What you should do:
Pictures stay out; everything else in the records below is copied exactly.

--- BEGIN Data lines ---

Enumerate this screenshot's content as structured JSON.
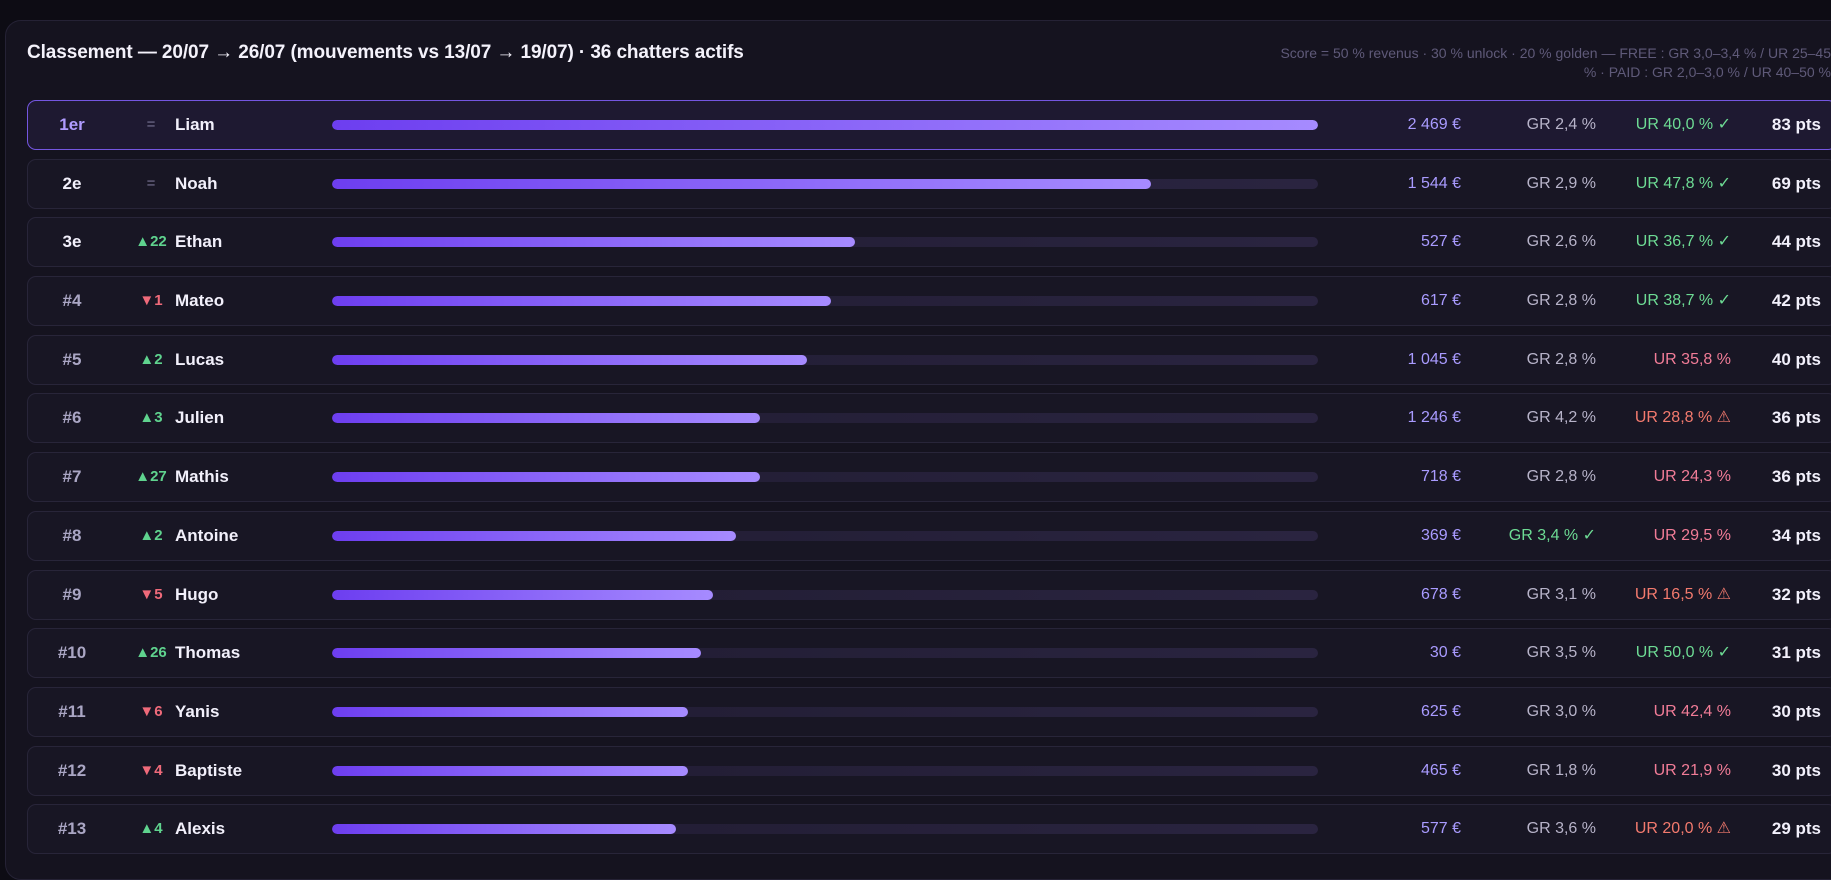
{
  "header": {
    "title": "Classement — 20/07 → 26/07 (mouvements vs 13/07 → 19/07) · 36 chatters actifs",
    "legend": "Score = 50 % revenus · 30 % unlock · 20 % golden — FREE : GR 3,0–3,4 % / UR 25–45 % · PAID : GR 2,0–3,0 % / UR 40–50 %"
  },
  "colors": {
    "background": "#0d0c14",
    "panel": "#15131f",
    "accent": "#8b6cff",
    "good": "#6ddb94",
    "bad": "#f17c97",
    "up": "#5fd38e",
    "down": "#ef6a7a"
  },
  "rows": [
    {
      "rank": "1er",
      "move": "=",
      "move_dir": "same",
      "name": "Liam",
      "bar": 1.0,
      "revenue": "2 469 €",
      "gr": "GR 2,4 %",
      "gr_status": "neutral",
      "ur": "UR 40,0 % ✓",
      "ur_status": "good",
      "points": "83 pts"
    },
    {
      "rank": "2e",
      "move": "=",
      "move_dir": "same",
      "name": "Noah",
      "bar": 0.831,
      "revenue": "1 544 €",
      "gr": "GR 2,9 %",
      "gr_status": "neutral",
      "ur": "UR 47,8 % ✓",
      "ur_status": "good",
      "points": "69 pts"
    },
    {
      "rank": "3e",
      "move": "▲22",
      "move_dir": "up",
      "name": "Ethan",
      "bar": 0.53,
      "revenue": "527 €",
      "gr": "GR 2,6 %",
      "gr_status": "neutral",
      "ur": "UR 36,7 % ✓",
      "ur_status": "good",
      "points": "44 pts"
    },
    {
      "rank": "#4",
      "move": "▼1",
      "move_dir": "down",
      "name": "Mateo",
      "bar": 0.506,
      "revenue": "617 €",
      "gr": "GR 2,8 %",
      "gr_status": "neutral",
      "ur": "UR 38,7 % ✓",
      "ur_status": "good",
      "points": "42 pts"
    },
    {
      "rank": "#5",
      "move": "▲2",
      "move_dir": "up",
      "name": "Lucas",
      "bar": 0.482,
      "revenue": "1 045 €",
      "gr": "GR 2,8 %",
      "gr_status": "neutral",
      "ur": "UR 35,8 %",
      "ur_status": "bad",
      "points": "40 pts"
    },
    {
      "rank": "#6",
      "move": "▲3",
      "move_dir": "up",
      "name": "Julien",
      "bar": 0.434,
      "revenue": "1 246 €",
      "gr": "GR 4,2 %",
      "gr_status": "neutral",
      "ur": "UR 28,8 % ⚠",
      "ur_status": "warn",
      "points": "36 pts"
    },
    {
      "rank": "#7",
      "move": "▲27",
      "move_dir": "up",
      "name": "Mathis",
      "bar": 0.434,
      "revenue": "718 €",
      "gr": "GR 2,8 %",
      "gr_status": "neutral",
      "ur": "UR 24,3 %",
      "ur_status": "bad",
      "points": "36 pts"
    },
    {
      "rank": "#8",
      "move": "▲2",
      "move_dir": "up",
      "name": "Antoine",
      "bar": 0.41,
      "revenue": "369 €",
      "gr": "GR 3,4 % ✓",
      "gr_status": "good",
      "ur": "UR 29,5 %",
      "ur_status": "bad",
      "points": "34 pts"
    },
    {
      "rank": "#9",
      "move": "▼5",
      "move_dir": "down",
      "name": "Hugo",
      "bar": 0.386,
      "revenue": "678 €",
      "gr": "GR 3,1 %",
      "gr_status": "neutral",
      "ur": "UR 16,5 % ⚠",
      "ur_status": "warn",
      "points": "32 pts"
    },
    {
      "rank": "#10",
      "move": "▲26",
      "move_dir": "up",
      "name": "Thomas",
      "bar": 0.374,
      "revenue": "30 €",
      "gr": "GR 3,5 %",
      "gr_status": "neutral",
      "ur": "UR 50,0 % ✓",
      "ur_status": "good",
      "points": "31 pts"
    },
    {
      "rank": "#11",
      "move": "▼6",
      "move_dir": "down",
      "name": "Yanis",
      "bar": 0.361,
      "revenue": "625 €",
      "gr": "GR 3,0 %",
      "gr_status": "neutral",
      "ur": "UR 42,4 %",
      "ur_status": "bad",
      "points": "30 pts"
    },
    {
      "rank": "#12",
      "move": "▼4",
      "move_dir": "down",
      "name": "Baptiste",
      "bar": 0.361,
      "revenue": "465 €",
      "gr": "GR 1,8 %",
      "gr_status": "neutral",
      "ur": "UR 21,9 %",
      "ur_status": "bad",
      "points": "30 pts"
    },
    {
      "rank": "#13",
      "move": "▲4",
      "move_dir": "up",
      "name": "Alexis",
      "bar": 0.349,
      "revenue": "577 €",
      "gr": "GR 3,6 %",
      "gr_status": "neutral",
      "ur": "UR 20,0 % ⚠",
      "ur_status": "warn",
      "points": "29 pts"
    }
  ]
}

--- END Data lines ---

In response:
Enumerate this screenshot's content as structured JSON.
{
  "header": {
    "title": "Classement — 20/07 → 26/07 (mouvements vs 13/07 → 19/07) · 36 chatters actifs",
    "legend": "Score = 50 % revenus · 30 % unlock · 20 % golden — FREE : GR 3,0–3,4 % / UR 25–45 % · PAID : GR 2,0–3,0 % / UR 40–50 %"
  },
  "colors": {
    "background": "#0d0c14",
    "panel": "#15131f",
    "accent": "#8b6cff",
    "good": "#6ddb94",
    "bad": "#f17c97",
    "up": "#5fd38e",
    "down": "#ef6a7a"
  },
  "rows": [
    {
      "rank": "1er",
      "move": "=",
      "move_dir": "same",
      "name": "Liam",
      "bar": 1.0,
      "revenue": "2 469 €",
      "gr": "GR 2,4 %",
      "gr_status": "neutral",
      "ur": "UR 40,0 % ✓",
      "ur_status": "good",
      "points": "83 pts"
    },
    {
      "rank": "2e",
      "move": "=",
      "move_dir": "same",
      "name": "Noah",
      "bar": 0.831,
      "revenue": "1 544 €",
      "gr": "GR 2,9 %",
      "gr_status": "neutral",
      "ur": "UR 47,8 % ✓",
      "ur_status": "good",
      "points": "69 pts"
    },
    {
      "rank": "3e",
      "move": "▲22",
      "move_dir": "up",
      "name": "Ethan",
      "bar": 0.53,
      "revenue": "527 €",
      "gr": "GR 2,6 %",
      "gr_status": "neutral",
      "ur": "UR 36,7 % ✓",
      "ur_status": "good",
      "points": "44 pts"
    },
    {
      "rank": "#4",
      "move": "▼1",
      "move_dir": "down",
      "name": "Mateo",
      "bar": 0.506,
      "revenue": "617 €",
      "gr": "GR 2,8 %",
      "gr_status": "neutral",
      "ur": "UR 38,7 % ✓",
      "ur_status": "good",
      "points": "42 pts"
    },
    {
      "rank": "#5",
      "move": "▲2",
      "move_dir": "up",
      "name": "Lucas",
      "bar": 0.482,
      "revenue": "1 045 €",
      "gr": "GR 2,8 %",
      "gr_status": "neutral",
      "ur": "UR 35,8 %",
      "ur_status": "bad",
      "points": "40 pts"
    },
    {
      "rank": "#6",
      "move": "▲3",
      "move_dir": "up",
      "name": "Julien",
      "bar": 0.434,
      "revenue": "1 246 €",
      "gr": "GR 4,2 %",
      "gr_status": "neutral",
      "ur": "UR 28,8 % ⚠",
      "ur_status": "warn",
      "points": "36 pts"
    },
    {
      "rank": "#7",
      "move": "▲27",
      "move_dir": "up",
      "name": "Mathis",
      "bar": 0.434,
      "revenue": "718 €",
      "gr": "GR 2,8 %",
      "gr_status": "neutral",
      "ur": "UR 24,3 %",
      "ur_status": "bad",
      "points": "36 pts"
    },
    {
      "rank": "#8",
      "move": "▲2",
      "move_dir": "up",
      "name": "Antoine",
      "bar": 0.41,
      "revenue": "369 €",
      "gr": "GR 3,4 % ✓",
      "gr_status": "good",
      "ur": "UR 29,5 %",
      "ur_status": "bad",
      "points": "34 pts"
    },
    {
      "rank": "#9",
      "move": "▼5",
      "move_dir": "down",
      "name": "Hugo",
      "bar": 0.386,
      "revenue": "678 €",
      "gr": "GR 3,1 %",
      "gr_status": "neutral",
      "ur": "UR 16,5 % ⚠",
      "ur_status": "warn",
      "points": "32 pts"
    },
    {
      "rank": "#10",
      "move": "▲26",
      "move_dir": "up",
      "name": "Thomas",
      "bar": 0.374,
      "revenue": "30 €",
      "gr": "GR 3,5 %",
      "gr_status": "neutral",
      "ur": "UR 50,0 % ✓",
      "ur_status": "good",
      "points": "31 pts"
    },
    {
      "rank": "#11",
      "move": "▼6",
      "move_dir": "down",
      "name": "Yanis",
      "bar": 0.361,
      "revenue": "625 €",
      "gr": "GR 3,0 %",
      "gr_status": "neutral",
      "ur": "UR 42,4 %",
      "ur_status": "bad",
      "points": "30 pts"
    },
    {
      "rank": "#12",
      "move": "▼4",
      "move_dir": "down",
      "name": "Baptiste",
      "bar": 0.361,
      "revenue": "465 €",
      "gr": "GR 1,8 %",
      "gr_status": "neutral",
      "ur": "UR 21,9 %",
      "ur_status": "bad",
      "points": "30 pts"
    },
    {
      "rank": "#13",
      "move": "▲4",
      "move_dir": "up",
      "name": "Alexis",
      "bar": 0.349,
      "revenue": "577 €",
      "gr": "GR 3,6 %",
      "gr_status": "neutral",
      "ur": "UR 20,0 % ⚠",
      "ur_status": "warn",
      "points": "29 pts"
    }
  ]
}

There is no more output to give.